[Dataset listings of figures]

******************************

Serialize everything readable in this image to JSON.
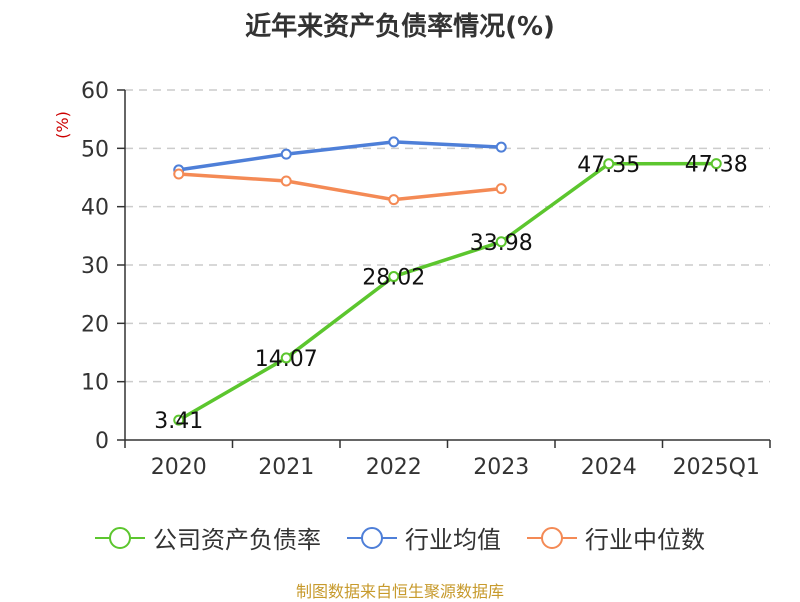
{
  "chart_data": {
    "type": "line",
    "title": "近年来资产负债率情况(%)",
    "ylabel": "(%)",
    "ylim": [
      0,
      60
    ],
    "yticks": [
      0,
      10,
      20,
      30,
      40,
      50,
      60
    ],
    "grid": true,
    "legend_position": "bottom",
    "categories": [
      "2020",
      "2021",
      "2022",
      "2023",
      "2024",
      "2025Q1"
    ],
    "series": [
      {
        "name": "公司资产负债率",
        "color": "#5cc62e",
        "values": [
          3.41,
          14.07,
          28.02,
          33.98,
          47.35,
          47.38
        ],
        "labels": [
          "3.41",
          "14.07",
          "28.02",
          "33.98",
          "47.35",
          "47.38"
        ]
      },
      {
        "name": "行业均值",
        "color": "#4e7fd8",
        "values": [
          46.3,
          49.0,
          51.1,
          50.2,
          null,
          null
        ]
      },
      {
        "name": "行业中位数",
        "color": "#f48a55",
        "values": [
          45.6,
          44.4,
          41.2,
          43.1,
          null,
          null
        ]
      }
    ]
  },
  "source_text": "制图数据来自恒生聚源数据库",
  "colors": {
    "title": "#333333",
    "ylabel": "#cc0000",
    "source": "#c79a2c",
    "grid": "#cccccc",
    "axis": "#333333"
  }
}
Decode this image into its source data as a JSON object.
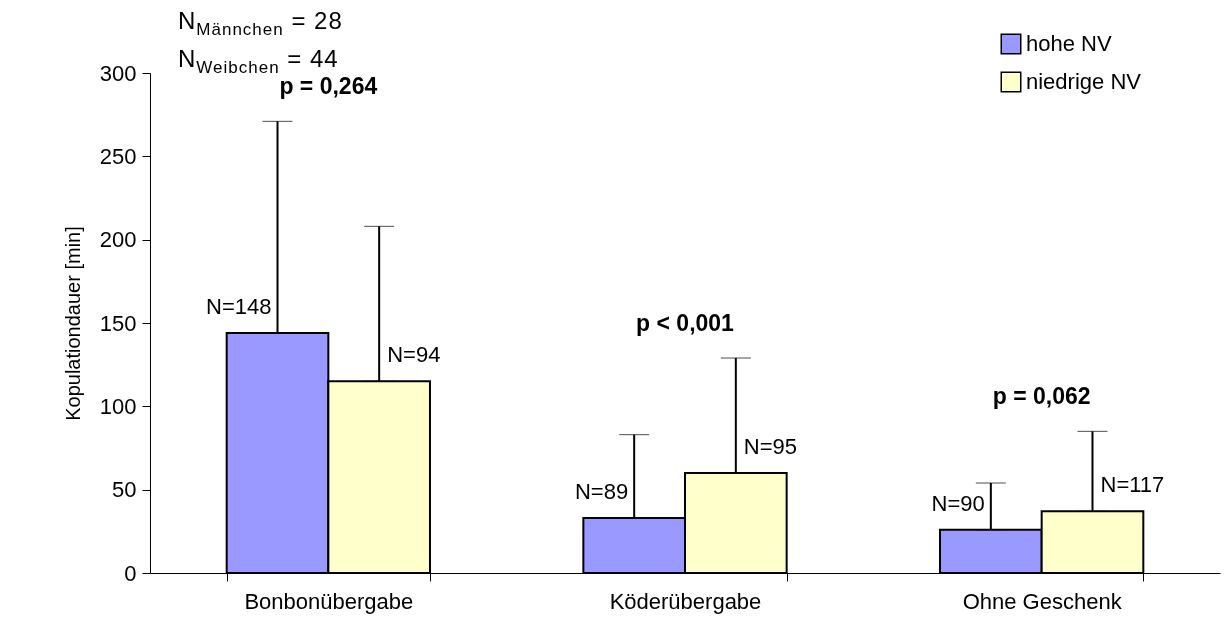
{
  "chart_data": {
    "type": "bar",
    "ylabel": "Kopulationdauer [min]",
    "categories": [
      "Bonbonübergabe",
      "Köderübergabe",
      "Ohne Geschenk"
    ],
    "series": [
      {
        "name": "hohe NV",
        "color": "#9999ff",
        "values": [
          144,
          33,
          26
        ],
        "errors": [
          [
            144,
            271
          ],
          [
            33,
            83
          ],
          [
            26,
            54
          ]
        ]
      },
      {
        "name": "niedrige NV",
        "color": "#ffffcc",
        "values": [
          115,
          60,
          37
        ],
        "errors": [
          [
            115,
            208
          ],
          [
            60,
            129
          ],
          [
            37,
            85
          ]
        ]
      }
    ],
    "ylim": [
      0,
      300
    ],
    "yticks": [
      0,
      50,
      100,
      150,
      200,
      250,
      300
    ],
    "grid": false,
    "legend": "top right",
    "annotations": [
      "N$_{Männchen}$ = 28\nN$_{Weibchen}$ = 44",
      "p = 0,264",
      "p < 0,001",
      "p = 0,062",
      {
        "text": "N=148",
        "x": "Bonbonübergabe",
        "y": 144
      },
      {
        "text": "N=94",
        "x": "Bonbonübergabe",
        "y": 115
      },
      {
        "text": "N=89",
        "x": "Köderübergabe",
        "y": 33
      },
      {
        "text": "N=95",
        "x": "Köderübergabe",
        "y": 60
      },
      {
        "text": "N=90",
        "x": "Ohne Geschenk",
        "y": 26
      },
      {
        "text": "N=117",
        "x": "Ohne Geschenk",
        "y": 37
      }
    ]
  }
}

******************************

## Description of the task
In the copy, include all records verbatim but no images.

## Correct response
Serialize everything readable in this image to JSON.
{
  "chart_data": {
    "type": "line",
    "title": "近年来资产负债率情况(%)",
    "ylabel": "(%)",
    "ylim": [
      0,
      60
    ],
    "yticks": [
      0,
      10,
      20,
      30,
      40,
      50,
      60
    ],
    "grid": true,
    "legend_position": "bottom",
    "categories": [
      "2020",
      "2021",
      "2022",
      "2023",
      "2024",
      "2025Q1"
    ],
    "series": [
      {
        "name": "公司资产负债率",
        "color": "#5cc62e",
        "values": [
          3.41,
          14.07,
          28.02,
          33.98,
          47.35,
          47.38
        ],
        "labels": [
          "3.41",
          "14.07",
          "28.02",
          "33.98",
          "47.35",
          "47.38"
        ]
      },
      {
        "name": "行业均值",
        "color": "#4e7fd8",
        "values": [
          46.3,
          49.0,
          51.1,
          50.2,
          null,
          null
        ]
      },
      {
        "name": "行业中位数",
        "color": "#f48a55",
        "values": [
          45.6,
          44.4,
          41.2,
          43.1,
          null,
          null
        ]
      }
    ]
  },
  "source_text": "制图数据来自恒生聚源数据库",
  "colors": {
    "title": "#333333",
    "ylabel": "#cc0000",
    "source": "#c79a2c",
    "grid": "#cccccc",
    "axis": "#333333"
  }
}
Decode this image into its source data as a JSON object.
{
  "chart_data": {
    "type": "bar",
    "ylabel": "Kopulationdauer [min]",
    "categories": [
      "Bonbonübergabe",
      "Köderübergabe",
      "Ohne Geschenk"
    ],
    "series": [
      {
        "name": "hohe NV",
        "color": "#9999ff",
        "values": [
          144,
          33,
          26
        ],
        "errors": [
          [
            144,
            271
          ],
          [
            33,
            83
          ],
          [
            26,
            54
          ]
        ]
      },
      {
        "name": "niedrige NV",
        "color": "#ffffcc",
        "values": [
          115,
          60,
          37
        ],
        "errors": [
          [
            115,
            208
          ],
          [
            60,
            129
          ],
          [
            37,
            85
          ]
        ]
      }
    ],
    "ylim": [
      0,
      300
    ],
    "yticks": [
      0,
      50,
      100,
      150,
      200,
      250,
      300
    ],
    "grid": false,
    "legend": "top right",
    "annotations": [
      "N$_{Männchen}$ = 28\nN$_{Weibchen}$ = 44",
      "p = 0,264",
      "p < 0,001",
      "p = 0,062",
      {
        "text": "N=148",
        "x": "Bonbonübergabe",
        "y": 144
      },
      {
        "text": "N=94",
        "x": "Bonbonübergabe",
        "y": 115
      },
      {
        "text": "N=89",
        "x": "Köderübergabe",
        "y": 33
      },
      {
        "text": "N=95",
        "x": "Köderübergabe",
        "y": 60
      },
      {
        "text": "N=90",
        "x": "Ohne Geschenk",
        "y": 26
      },
      {
        "text": "N=117",
        "x": "Ohne Geschenk",
        "y": 37
      }
    ]
  }
}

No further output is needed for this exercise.